* Begin Material supplied *

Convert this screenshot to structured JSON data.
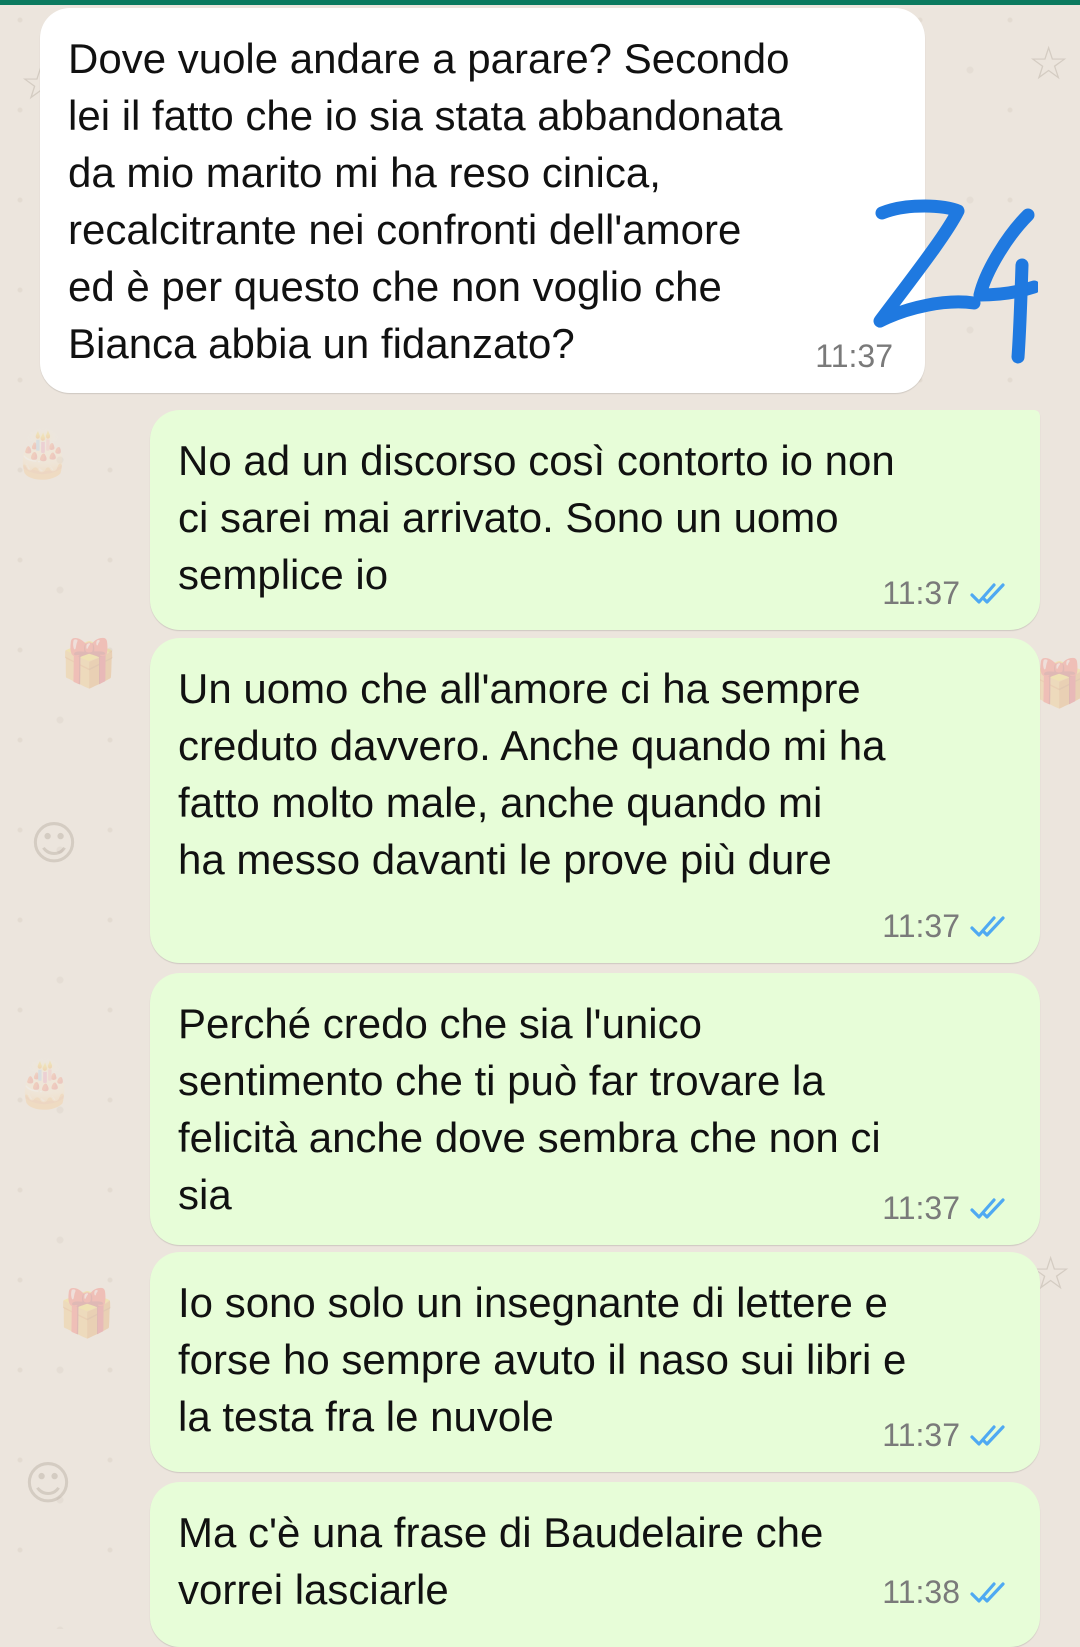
{
  "chat": {
    "colors": {
      "incoming_bubble": "#ffffff",
      "outgoing_bubble": "#e7fdd8",
      "read_ticks": "#4fa9f2",
      "annotation": "#1f79e0"
    },
    "annotation": {
      "text": "24"
    },
    "messages": [
      {
        "direction": "incoming",
        "text": "Dove vuole andare a parare? Secondo\nlei il fatto che io sia stata abbandonata\nda mio marito mi ha reso cinica,\nrecalcitrante nei confronti dell'amore\ned è per questo che non voglio che\nBianca abbia un fidanzato?",
        "time": "11:37"
      },
      {
        "direction": "outgoing",
        "text": "No ad un discorso così contorto io non\nci sarei mai arrivato. Sono un uomo\nsemplice io",
        "time": "11:37",
        "status_icon": "double-check-read-icon"
      },
      {
        "direction": "outgoing",
        "text": "Un uomo che all'amore ci ha sempre\ncreduto davvero. Anche quando mi ha\nfatto molto male, anche quando mi\nha messo davanti le prove più dure",
        "time": "11:37",
        "status_icon": "double-check-read-icon"
      },
      {
        "direction": "outgoing",
        "text": "Perché credo che sia l'unico\nsentimento che ti può far trovare la\nfelicità anche dove sembra che non ci\nsia",
        "time": "11:37",
        "status_icon": "double-check-read-icon"
      },
      {
        "direction": "outgoing",
        "text": "Io sono solo un insegnante di lettere e\nforse ho sempre avuto il naso sui libri e\nla testa fra le nuvole",
        "time": "11:37",
        "status_icon": "double-check-read-icon"
      },
      {
        "direction": "outgoing",
        "text": "Ma c'è una frase di Baudelaire che\nvorrei lasciarle",
        "time": "11:38",
        "status_icon": "double-check-read-icon"
      }
    ]
  }
}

* End Material supplied *

## Your objective:
Pictures don't belong in the copy. Transcribe every record exactly as it appears.

## Output for this task:
Convert this screenshot to structured JSON data.
{
  "chat": {
    "colors": {
      "incoming_bubble": "#ffffff",
      "outgoing_bubble": "#e7fdd8",
      "read_ticks": "#4fa9f2",
      "annotation": "#1f79e0"
    },
    "annotation": {
      "text": "24"
    },
    "messages": [
      {
        "direction": "incoming",
        "text": "Dove vuole andare a parare? Secondo\nlei il fatto che io sia stata abbandonata\nda mio marito mi ha reso cinica,\nrecalcitrante nei confronti dell'amore\ned è per questo che non voglio che\nBianca abbia un fidanzato?",
        "time": "11:37"
      },
      {
        "direction": "outgoing",
        "text": "No ad un discorso così contorto io non\nci sarei mai arrivato. Sono un uomo\nsemplice io",
        "time": "11:37",
        "status_icon": "double-check-read-icon"
      },
      {
        "direction": "outgoing",
        "text": "Un uomo che all'amore ci ha sempre\ncreduto davvero. Anche quando mi ha\nfatto molto male, anche quando mi\nha messo davanti le prove più dure",
        "time": "11:37",
        "status_icon": "double-check-read-icon"
      },
      {
        "direction": "outgoing",
        "text": "Perché credo che sia l'unico\nsentimento che ti può far trovare la\nfelicità anche dove sembra che non ci\nsia",
        "time": "11:37",
        "status_icon": "double-check-read-icon"
      },
      {
        "direction": "outgoing",
        "text": "Io sono solo un insegnante di lettere e\nforse ho sempre avuto il naso sui libri e\nla testa fra le nuvole",
        "time": "11:37",
        "status_icon": "double-check-read-icon"
      },
      {
        "direction": "outgoing",
        "text": "Ma c'è una frase di Baudelaire che\nvorrei lasciarle",
        "time": "11:38",
        "status_icon": "double-check-read-icon"
      }
    ]
  }
}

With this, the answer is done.